Esercizio assegnato 1: Individui e trascriva tutte le righe del materiale fornito che contengono la stringa "more".

Estratto della fonte:
════════════════════

Il team di “Avatar” si è anche preso una pausa, diventando il design department di “Alita: Angelo della Battaglia”. In qualsiasi altro momento un film come quello ci sarebbe sembrato un’impresa mostruosa, ma ci è sembrato invece un piccolo e divertente intervallo rispetto ad “Avatar”!

Il primo matte painting di Cole della Baia degli Antenati, dove ha sviluppato l’idea di usare archi invertiti in riferimento al primo film.

La fase di production design è una battaglia continua, dobbiamo sempre risolvere così tanti problemi! Prima di tutto c’è la necessità di rendere giustizia al copione e alla storia. Ma bisogna anche considerare l’alto livello di filosofia per i visual del film e pensare a come rappresentarlo. Ovviamente il risultato deve essere anche molto cool, quindi è tutto un grande gioco di equilibri e sono molto fiero di come siamo riusciti a bilanciare il tutto.

Cole: “Avatar” ha un forte legame con il concetto di connessione. È presente in tutto ciò che abbiamo sviluppato: il villaggio è connesso alle persone, al mare e a se stesso in un modo che evidenzia le idee principali del film e di Eywa (la forza che guida il popolo Na’vi). Se si osserva la mappa del villaggio, vediamo che assomiglia ad una rete neurale in cui i maruis/abitazioni sono i neuroni e le passerelle sono le sinapsi che li collegano.

Il concept di Cole dei pesci e della barriera corallina bioluminescente (a sinistra) e la stessa scena nella viewport di C4D.

L’idea di questa sorta di “rete” continua anche negli oceani, dove le forme del corallo appaiono sinuose e confluiscono una dentro l’altra. Questo aiuta il pubblico a capire l’intelligenza alla base della “rete" che collega tutti gli organismi viventi di Pandora. É un bel film d’azione, ma contiene anche ideali e temi profondi, e le persone riescono a connettersi al film proprio grazie alla storia ricca di emozioni.

Il corallo è stato molto semplice da realizzare: si tratta di un’unica grande texture per il corallo e il fondale marino con poche semplici alfa card di coralli. Per le forme dei coralli bioluminescenti ho puntato molto sull’aspetto dei frattali Mandelbrot, cercando di rafforzare l’idea di Eywa e del design intelligente. I banchi di pesci sulla barriera corallina bioluminescente sono stati realizzati usando MoGraph.

La barriera marina costituita da planton a rapida calcificazione e le relative terrazze includono pozze d’acqua naturali che di notte appaiono bioluminescenti.

════════════════════

Materiale fornito:
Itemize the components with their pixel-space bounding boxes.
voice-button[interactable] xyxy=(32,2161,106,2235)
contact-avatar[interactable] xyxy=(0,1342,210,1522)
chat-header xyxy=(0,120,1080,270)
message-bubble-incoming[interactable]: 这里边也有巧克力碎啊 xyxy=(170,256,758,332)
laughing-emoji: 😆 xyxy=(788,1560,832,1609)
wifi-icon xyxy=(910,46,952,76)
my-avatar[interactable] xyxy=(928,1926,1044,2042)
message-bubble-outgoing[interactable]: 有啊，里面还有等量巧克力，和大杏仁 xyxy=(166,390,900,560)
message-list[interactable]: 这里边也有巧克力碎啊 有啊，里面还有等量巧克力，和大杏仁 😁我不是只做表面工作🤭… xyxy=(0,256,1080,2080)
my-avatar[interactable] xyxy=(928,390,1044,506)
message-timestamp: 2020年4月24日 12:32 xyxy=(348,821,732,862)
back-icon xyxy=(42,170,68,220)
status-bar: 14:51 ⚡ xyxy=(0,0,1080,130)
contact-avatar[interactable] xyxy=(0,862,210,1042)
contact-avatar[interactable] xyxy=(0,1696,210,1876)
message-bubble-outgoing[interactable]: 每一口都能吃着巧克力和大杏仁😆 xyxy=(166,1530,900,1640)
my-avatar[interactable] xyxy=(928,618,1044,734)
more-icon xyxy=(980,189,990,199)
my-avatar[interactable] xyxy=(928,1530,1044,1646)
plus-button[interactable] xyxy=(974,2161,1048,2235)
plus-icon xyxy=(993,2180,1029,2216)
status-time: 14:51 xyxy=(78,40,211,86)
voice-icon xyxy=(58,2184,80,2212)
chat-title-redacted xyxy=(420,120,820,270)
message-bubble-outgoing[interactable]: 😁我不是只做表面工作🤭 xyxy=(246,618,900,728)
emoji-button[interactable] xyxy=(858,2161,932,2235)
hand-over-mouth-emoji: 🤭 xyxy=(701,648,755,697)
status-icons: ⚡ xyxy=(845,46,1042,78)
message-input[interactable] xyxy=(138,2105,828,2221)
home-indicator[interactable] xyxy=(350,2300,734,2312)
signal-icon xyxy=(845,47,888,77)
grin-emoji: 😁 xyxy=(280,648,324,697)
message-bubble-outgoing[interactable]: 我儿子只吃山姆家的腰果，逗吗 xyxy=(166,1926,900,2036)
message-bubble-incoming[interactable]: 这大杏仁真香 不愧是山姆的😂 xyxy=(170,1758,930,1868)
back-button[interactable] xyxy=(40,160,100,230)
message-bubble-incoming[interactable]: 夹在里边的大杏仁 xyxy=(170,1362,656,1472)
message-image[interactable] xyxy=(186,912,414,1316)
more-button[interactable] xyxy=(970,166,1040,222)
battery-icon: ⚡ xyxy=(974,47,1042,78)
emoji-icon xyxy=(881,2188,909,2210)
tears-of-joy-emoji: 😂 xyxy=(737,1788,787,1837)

════════════════════

Esercizio assegnato 2: Aggiorni l'estratto sul design di Avatar, partendo da "L’idea di questa" e proseguendo fino a "realizzati usando MoGraph.", con "gli spettatori" al posto di "il pubblico".

Risultato finale 1:
more-icon xyxy=(980,189,990,199)
more-button[interactable] xyxy=(970,166,1040,222)

Risultato finale 2:
L’idea di questa sorta di “rete” continua anche negli oceani, dove le forme del corallo appaiono sinuose e confluiscono una dentro l’altra. Questo aiuta gli spettatori a capire l’intelligenza alla base della “rete" che collega tutti gli organismi viventi di Pandora. É un bel film d’azione, ma contiene anche ideali e temi profondi, e le persone riescono a connettersi al film proprio grazie alla storia ricca di emozioni.

Il corallo è stato molto semplice da realizzare: si tratta di un’unica grande texture per il corallo e il fondale marino con poche semplici alfa card di coralli. Per le forme dei coralli bioluminescenti ho puntato molto sull’aspetto dei frattali Mandelbrot, cercando di rafforzare l’idea di Eywa e del design intelligente. I banchi di pesci sulla barriera corallina bioluminescente sono stati realizzati usando MoGraph.